→ **Problem details**
Copy all lines holding the word "以此类推" from the entries.

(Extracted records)
--- begin ---

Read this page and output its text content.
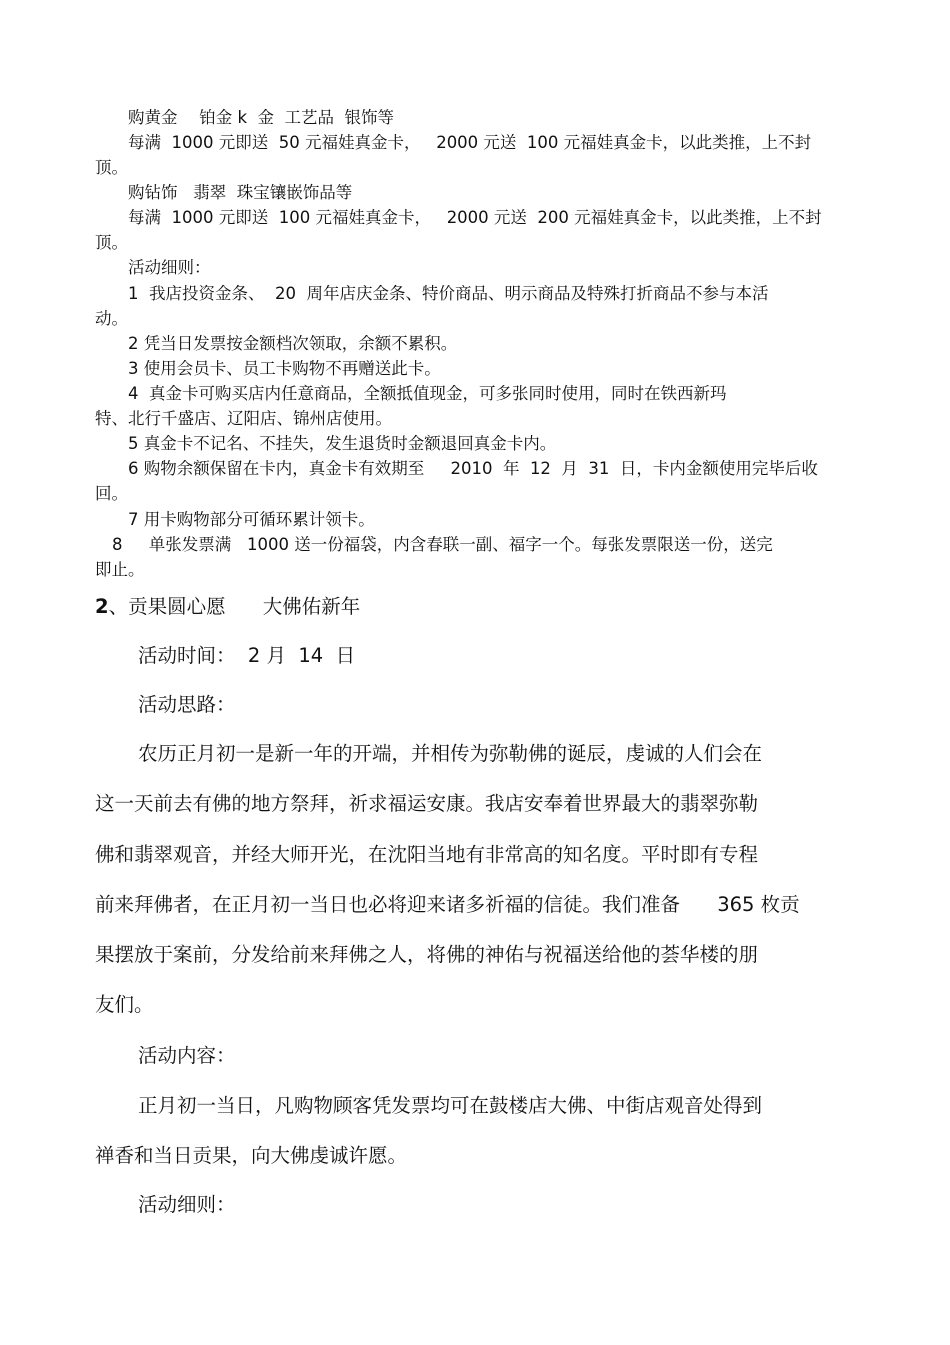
购黄金　 铂金 k  金  工艺品  银饰等

每满  1000 元即送  50 元福娃真金卡，   2000 元送  100 元福娃真金卡，以此类推，上不封

顶。

购钻饰   翡翠  珠宝镶嵌饰品等

每满  1000 元即送  100 元福娃真金卡，   2000 元送  200 元福娃真金卡，以此类推，上不封

顶。

活动细则：

1  我店投资金条、  20  周年店庆金条、特价商品、明示商品及特殊打折商品不参与本活

动。

2 凭当日发票按金额档次领取，余额不累积。

3 使用会员卡、员工卡购物不再赠送此卡。

4  真金卡可购买店内任意商品，全额抵值现金，可多张同时使用，同时在铁西新玛

特、北行千盛店、辽阳店、锦州店使用。

5 真金卡不记名、不挂失，发生退货时金额退回真金卡内。

6 购物余额保留在卡内，真金卡有效期至     2010  年  12  月  31  日，卡内金额使用完毕后收

回。

7 用卡购物部分可循环累计领卡。

8     单张发票满   1000 送一份福袋，内含春联一副、福字一个。每张发票限送一份，送完

即止。

2、贡果圆心愿      大佛佑新年

活动时间：  2 月  14  日

活动思路：

农历正月初一是新一年的开端，并相传为弥勒佛的诞辰，虔诚的人们会在

这一天前去有佛的地方祭拜，祈求福运安康。我店安奉着世界最大的翡翠弥勒

佛和翡翠观音，并经大师开光，在沈阳当地有非常高的知名度。平时即有专程

前来拜佛者，在正月初一当日也必将迎来诸多祈福的信徒。我们准备      365 枚贡

果摆放于案前，分发给前来拜佛之人，将佛的神佑与祝福送给他的荟华楼的朋

友们。

活动内容：

正月初一当日，凡购物顾客凭发票均可在鼓楼店大佛、中街店观音处得到

禅香和当日贡果，向大佛虔诚许愿。

活动细则：
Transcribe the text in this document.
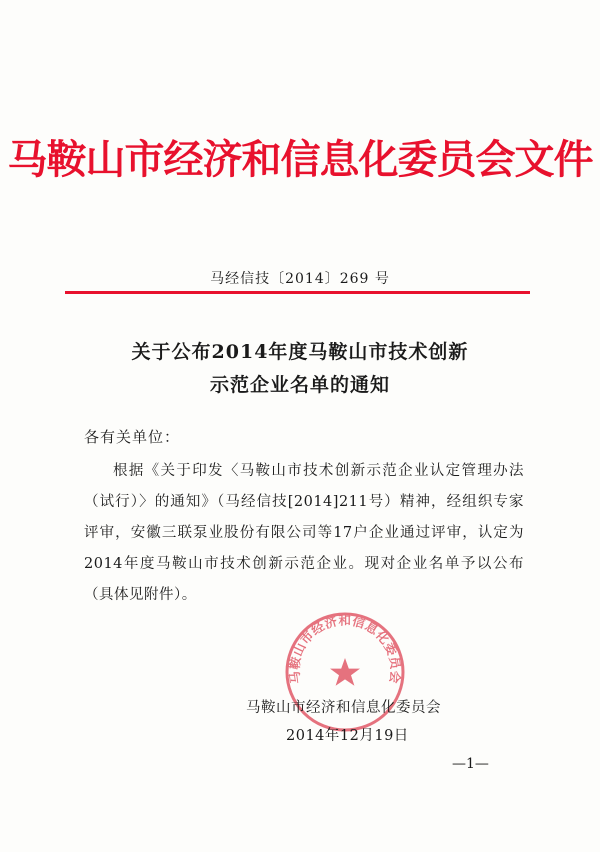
马鞍山市经济和信息化委员会文件
马经信技〔2014〕269 号
关于公布2014年度马鞍山市技术创新
示范企业名单的通知
各有关单位：
根据《关于印发〈马鞍山市技术创新示范企业认定管理办法（试行）〉的通知》（马经信技[2014]211号）精神，经组织专家评审，安徽三联泵业股份有限公司等17户企业通过评审，认定为2014年度马鞍山市技术创新示范企业。现对企业名单予以公布（具体见附件）。
马鞍山市经济和信息化委员会
马鞍山市经济和信息化委员会
2014年12月19日
—1—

--- end ---

→ **Correct output**
每满  1000 元即送  50 元福娃真金卡，   2000 元送  100 元福娃真金卡，以此类推，上不封
每满  1000 元即送  100 元福娃真金卡，   2000 元送  200 元福娃真金卡，以此类推，上不封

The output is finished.